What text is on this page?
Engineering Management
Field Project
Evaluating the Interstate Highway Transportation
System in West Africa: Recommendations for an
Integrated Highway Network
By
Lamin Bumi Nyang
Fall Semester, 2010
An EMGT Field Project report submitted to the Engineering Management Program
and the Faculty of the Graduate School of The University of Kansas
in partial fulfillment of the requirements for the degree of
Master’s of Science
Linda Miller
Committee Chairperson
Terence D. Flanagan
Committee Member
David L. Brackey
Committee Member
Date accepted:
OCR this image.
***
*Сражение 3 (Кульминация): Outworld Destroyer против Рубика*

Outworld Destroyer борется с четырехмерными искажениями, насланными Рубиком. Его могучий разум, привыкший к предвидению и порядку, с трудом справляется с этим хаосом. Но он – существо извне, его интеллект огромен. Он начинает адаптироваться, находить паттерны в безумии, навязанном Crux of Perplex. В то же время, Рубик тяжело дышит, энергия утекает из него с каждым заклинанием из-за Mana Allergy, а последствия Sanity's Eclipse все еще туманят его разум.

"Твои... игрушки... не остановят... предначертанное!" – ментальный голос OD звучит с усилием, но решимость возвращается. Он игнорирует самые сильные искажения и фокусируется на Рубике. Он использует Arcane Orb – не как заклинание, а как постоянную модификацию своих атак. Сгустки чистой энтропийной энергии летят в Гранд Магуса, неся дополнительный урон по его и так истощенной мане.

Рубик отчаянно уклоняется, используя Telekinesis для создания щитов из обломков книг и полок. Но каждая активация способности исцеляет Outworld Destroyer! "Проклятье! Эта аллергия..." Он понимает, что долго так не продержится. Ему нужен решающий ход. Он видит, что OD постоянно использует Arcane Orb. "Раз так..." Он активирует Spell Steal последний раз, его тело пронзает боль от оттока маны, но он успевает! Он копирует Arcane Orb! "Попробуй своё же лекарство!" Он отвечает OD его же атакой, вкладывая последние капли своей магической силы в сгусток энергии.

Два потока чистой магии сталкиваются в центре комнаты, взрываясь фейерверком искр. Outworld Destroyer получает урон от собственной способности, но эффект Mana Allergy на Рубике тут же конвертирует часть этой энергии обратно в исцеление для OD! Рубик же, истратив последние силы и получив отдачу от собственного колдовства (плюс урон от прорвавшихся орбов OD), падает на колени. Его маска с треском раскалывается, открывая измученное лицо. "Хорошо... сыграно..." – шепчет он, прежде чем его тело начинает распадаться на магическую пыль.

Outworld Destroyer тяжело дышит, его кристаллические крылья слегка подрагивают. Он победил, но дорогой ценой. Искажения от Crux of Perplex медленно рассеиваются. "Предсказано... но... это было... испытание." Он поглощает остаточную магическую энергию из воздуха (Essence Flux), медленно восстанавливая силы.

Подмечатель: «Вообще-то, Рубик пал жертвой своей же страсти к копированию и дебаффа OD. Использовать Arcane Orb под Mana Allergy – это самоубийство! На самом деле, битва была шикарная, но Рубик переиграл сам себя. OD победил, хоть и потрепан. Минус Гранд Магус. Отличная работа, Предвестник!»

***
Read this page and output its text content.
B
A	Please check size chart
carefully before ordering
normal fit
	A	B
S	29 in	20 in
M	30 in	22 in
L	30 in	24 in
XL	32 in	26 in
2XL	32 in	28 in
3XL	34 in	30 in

» **Problem details**
Your task is to output exactly the lines running from the one with "Read this page and output its text content." through the final line of the material above, with both ends included.

» **Answer in full**
Read this page and output its text content.
B
A	Please check size chart
carefully before ordering
normal fit
	A	B
S	29 in	20 in
M	30 in	22 in
L	30 in	24 in
XL	32 in	26 in
2XL	32 in	28 in
3XL	34 in	30 in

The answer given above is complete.